Exercise aim. Return a copy of every line in the records that includes the word "door".

(Saved entries)
>>>>

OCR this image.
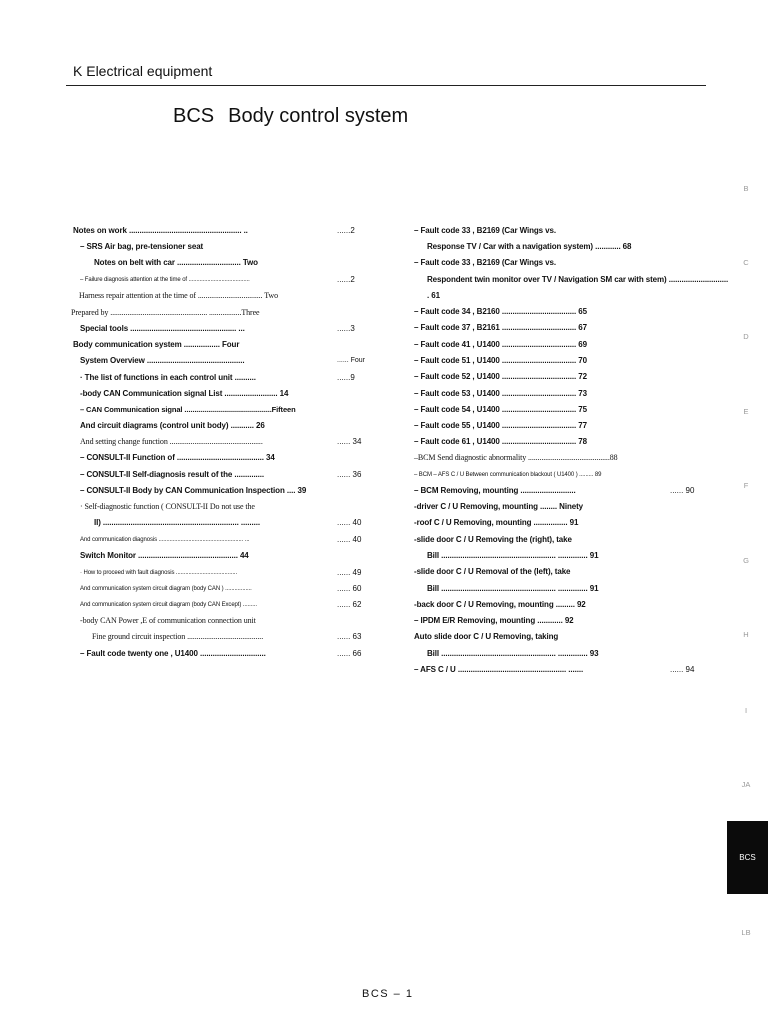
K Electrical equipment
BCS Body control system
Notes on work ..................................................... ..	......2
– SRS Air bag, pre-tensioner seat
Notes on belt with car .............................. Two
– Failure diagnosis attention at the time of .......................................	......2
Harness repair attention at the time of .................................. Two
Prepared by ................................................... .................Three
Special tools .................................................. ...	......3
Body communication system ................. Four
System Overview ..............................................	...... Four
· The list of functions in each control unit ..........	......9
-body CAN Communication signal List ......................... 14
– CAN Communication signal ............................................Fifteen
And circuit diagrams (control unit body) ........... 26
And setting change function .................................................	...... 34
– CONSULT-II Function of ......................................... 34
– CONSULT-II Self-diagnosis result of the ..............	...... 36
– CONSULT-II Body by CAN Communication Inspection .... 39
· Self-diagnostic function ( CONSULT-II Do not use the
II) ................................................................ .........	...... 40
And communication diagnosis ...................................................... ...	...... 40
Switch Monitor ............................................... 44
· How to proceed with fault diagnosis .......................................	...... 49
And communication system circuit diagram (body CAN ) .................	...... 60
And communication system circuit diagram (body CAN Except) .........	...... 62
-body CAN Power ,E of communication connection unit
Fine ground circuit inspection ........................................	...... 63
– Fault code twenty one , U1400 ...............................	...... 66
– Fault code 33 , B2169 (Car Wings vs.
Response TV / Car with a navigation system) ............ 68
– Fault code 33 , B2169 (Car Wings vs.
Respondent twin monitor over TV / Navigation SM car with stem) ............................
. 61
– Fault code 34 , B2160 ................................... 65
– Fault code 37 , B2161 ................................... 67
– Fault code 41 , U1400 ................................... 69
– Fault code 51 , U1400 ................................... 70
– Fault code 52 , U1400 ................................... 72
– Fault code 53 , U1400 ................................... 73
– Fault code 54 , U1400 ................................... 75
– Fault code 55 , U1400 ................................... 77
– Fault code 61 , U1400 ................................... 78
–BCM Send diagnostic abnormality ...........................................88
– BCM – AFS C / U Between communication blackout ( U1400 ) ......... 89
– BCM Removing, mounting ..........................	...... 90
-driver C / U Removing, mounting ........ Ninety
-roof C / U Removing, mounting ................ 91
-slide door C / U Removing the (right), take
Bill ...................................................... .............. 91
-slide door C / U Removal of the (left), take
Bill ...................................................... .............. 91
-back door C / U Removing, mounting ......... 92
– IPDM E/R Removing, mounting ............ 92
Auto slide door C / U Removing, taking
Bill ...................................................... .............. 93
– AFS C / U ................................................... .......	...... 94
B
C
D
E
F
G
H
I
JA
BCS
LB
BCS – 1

<<<<
>>>>

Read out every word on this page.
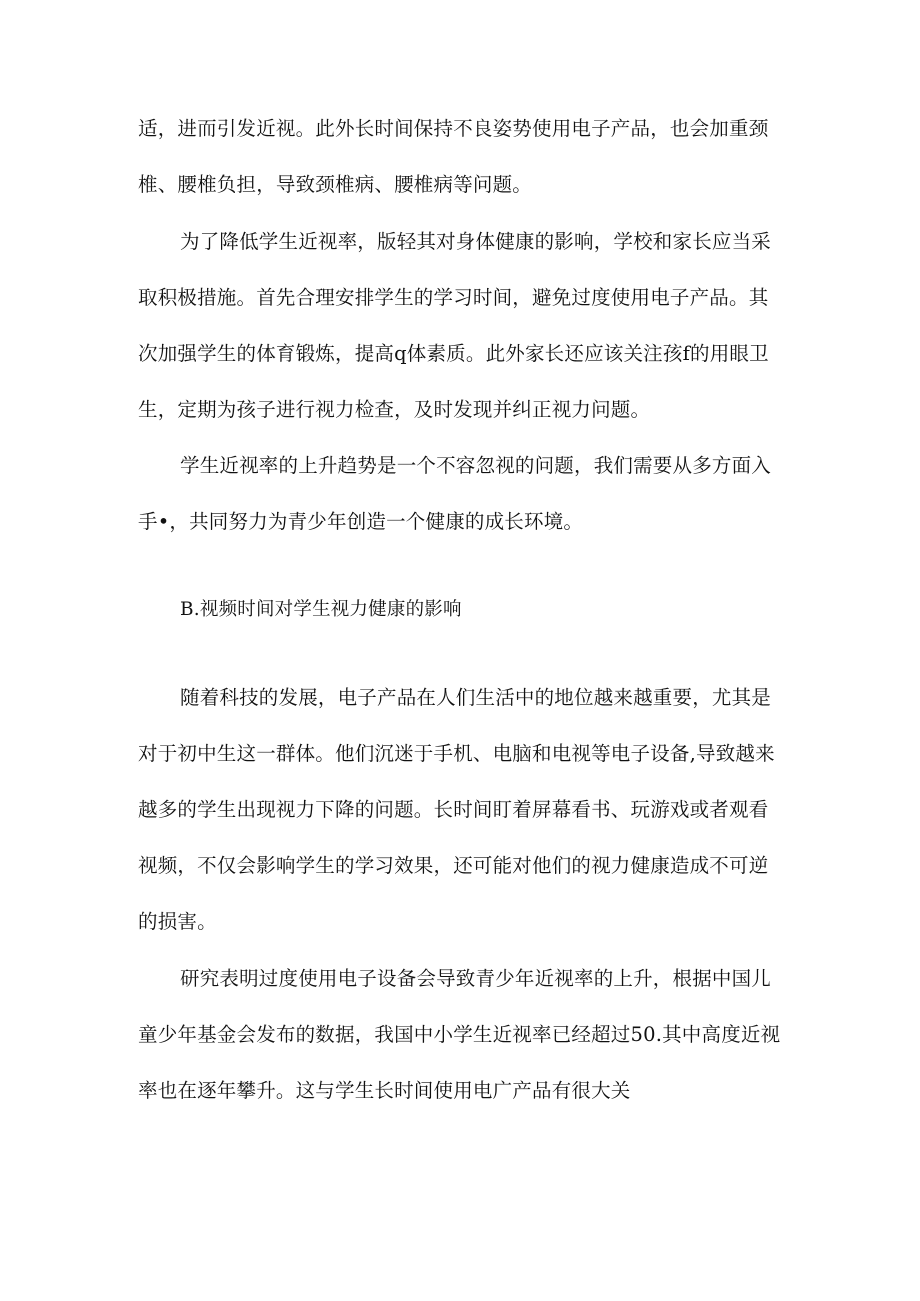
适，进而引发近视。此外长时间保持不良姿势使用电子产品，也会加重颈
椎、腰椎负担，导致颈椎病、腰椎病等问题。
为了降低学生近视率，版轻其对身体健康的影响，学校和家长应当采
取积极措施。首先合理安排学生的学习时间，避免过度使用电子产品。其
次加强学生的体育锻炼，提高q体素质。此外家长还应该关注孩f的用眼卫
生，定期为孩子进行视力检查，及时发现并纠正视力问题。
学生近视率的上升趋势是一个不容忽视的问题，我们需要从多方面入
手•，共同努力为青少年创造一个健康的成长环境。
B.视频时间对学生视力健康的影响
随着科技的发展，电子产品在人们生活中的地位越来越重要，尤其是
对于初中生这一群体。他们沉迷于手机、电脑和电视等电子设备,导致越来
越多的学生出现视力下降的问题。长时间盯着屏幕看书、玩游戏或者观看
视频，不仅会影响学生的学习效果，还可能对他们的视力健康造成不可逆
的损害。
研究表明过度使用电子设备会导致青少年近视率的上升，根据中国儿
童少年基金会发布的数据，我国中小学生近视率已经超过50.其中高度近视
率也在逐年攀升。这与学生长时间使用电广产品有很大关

<<<<

Task answer.
-slide door C / U Removing the (right), take
-slide door C / U Removal of the (left), take
-back door C / U Removing, mounting ......... 92
Auto slide door C / U Removing, taking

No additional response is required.